YOUR GOAL – Gather all lines containing the string "JSON" and copy them out.
Start DATA SUPPLIED
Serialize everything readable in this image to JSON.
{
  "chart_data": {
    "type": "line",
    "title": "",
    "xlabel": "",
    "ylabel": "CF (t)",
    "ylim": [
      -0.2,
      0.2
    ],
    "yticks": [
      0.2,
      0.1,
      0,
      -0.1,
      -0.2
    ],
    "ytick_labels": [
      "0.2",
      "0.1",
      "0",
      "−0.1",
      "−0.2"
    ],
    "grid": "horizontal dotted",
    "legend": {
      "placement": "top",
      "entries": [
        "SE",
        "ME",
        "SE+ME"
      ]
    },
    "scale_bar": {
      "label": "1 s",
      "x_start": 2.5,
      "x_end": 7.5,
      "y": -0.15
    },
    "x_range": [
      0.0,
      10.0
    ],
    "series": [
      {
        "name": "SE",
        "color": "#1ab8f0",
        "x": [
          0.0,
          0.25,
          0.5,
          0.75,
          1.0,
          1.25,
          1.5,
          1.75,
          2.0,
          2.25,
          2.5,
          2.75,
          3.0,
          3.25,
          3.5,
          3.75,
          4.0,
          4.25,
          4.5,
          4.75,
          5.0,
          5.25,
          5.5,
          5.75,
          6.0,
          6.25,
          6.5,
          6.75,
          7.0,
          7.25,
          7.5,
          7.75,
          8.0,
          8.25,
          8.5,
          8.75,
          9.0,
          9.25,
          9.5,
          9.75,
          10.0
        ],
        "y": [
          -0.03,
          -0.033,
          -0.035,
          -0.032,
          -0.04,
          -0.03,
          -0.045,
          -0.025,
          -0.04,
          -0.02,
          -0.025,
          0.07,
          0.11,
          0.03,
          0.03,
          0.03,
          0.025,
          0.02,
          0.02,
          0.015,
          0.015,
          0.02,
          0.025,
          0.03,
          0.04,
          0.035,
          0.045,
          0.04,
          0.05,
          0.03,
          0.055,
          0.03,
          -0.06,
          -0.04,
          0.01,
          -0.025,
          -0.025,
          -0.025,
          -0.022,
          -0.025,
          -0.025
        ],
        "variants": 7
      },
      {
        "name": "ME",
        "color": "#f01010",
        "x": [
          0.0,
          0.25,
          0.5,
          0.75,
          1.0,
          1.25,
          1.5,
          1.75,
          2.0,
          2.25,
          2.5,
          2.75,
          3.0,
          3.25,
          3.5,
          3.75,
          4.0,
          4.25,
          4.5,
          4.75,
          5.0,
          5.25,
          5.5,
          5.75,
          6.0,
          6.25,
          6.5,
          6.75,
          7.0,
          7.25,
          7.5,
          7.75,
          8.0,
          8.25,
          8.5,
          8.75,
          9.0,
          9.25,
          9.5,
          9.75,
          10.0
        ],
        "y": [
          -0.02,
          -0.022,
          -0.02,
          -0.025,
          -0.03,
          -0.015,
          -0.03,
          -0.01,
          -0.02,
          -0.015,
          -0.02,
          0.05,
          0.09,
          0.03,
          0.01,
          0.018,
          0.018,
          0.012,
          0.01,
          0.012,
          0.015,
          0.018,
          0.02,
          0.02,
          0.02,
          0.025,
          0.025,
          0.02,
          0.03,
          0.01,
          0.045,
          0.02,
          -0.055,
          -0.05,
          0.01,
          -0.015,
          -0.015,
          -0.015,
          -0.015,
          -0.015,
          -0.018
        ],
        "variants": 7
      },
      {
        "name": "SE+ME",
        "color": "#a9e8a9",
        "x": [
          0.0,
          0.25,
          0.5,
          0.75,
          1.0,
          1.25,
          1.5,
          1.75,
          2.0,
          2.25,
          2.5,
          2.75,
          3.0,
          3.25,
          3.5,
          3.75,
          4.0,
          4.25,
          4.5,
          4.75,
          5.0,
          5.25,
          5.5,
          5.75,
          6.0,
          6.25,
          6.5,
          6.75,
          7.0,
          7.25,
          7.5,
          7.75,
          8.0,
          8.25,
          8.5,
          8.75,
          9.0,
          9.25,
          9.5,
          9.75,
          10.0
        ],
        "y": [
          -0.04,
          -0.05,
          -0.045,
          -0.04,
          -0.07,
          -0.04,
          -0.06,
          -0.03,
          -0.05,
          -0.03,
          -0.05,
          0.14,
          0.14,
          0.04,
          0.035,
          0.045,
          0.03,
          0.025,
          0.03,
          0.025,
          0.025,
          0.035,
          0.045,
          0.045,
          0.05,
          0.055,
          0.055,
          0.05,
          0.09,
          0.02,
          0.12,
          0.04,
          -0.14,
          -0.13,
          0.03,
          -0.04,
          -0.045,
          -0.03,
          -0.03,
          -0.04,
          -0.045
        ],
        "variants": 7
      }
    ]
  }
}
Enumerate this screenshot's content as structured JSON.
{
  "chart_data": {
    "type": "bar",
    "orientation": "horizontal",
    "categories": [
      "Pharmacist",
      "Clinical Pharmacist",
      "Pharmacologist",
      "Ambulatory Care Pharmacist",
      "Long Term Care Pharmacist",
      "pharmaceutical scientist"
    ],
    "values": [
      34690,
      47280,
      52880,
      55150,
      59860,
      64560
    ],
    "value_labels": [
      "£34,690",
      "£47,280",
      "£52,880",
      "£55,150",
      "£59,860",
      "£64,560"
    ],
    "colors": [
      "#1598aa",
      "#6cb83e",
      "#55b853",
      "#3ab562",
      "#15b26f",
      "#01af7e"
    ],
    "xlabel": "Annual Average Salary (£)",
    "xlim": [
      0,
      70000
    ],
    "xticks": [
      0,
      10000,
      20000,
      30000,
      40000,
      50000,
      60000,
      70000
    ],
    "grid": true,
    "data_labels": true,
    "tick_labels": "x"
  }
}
End DATA SUPPLIED
RESULT OF THE TASK –
Serialize everything readable in this image to JSON.
Enumerate this screenshot's content as structured JSON.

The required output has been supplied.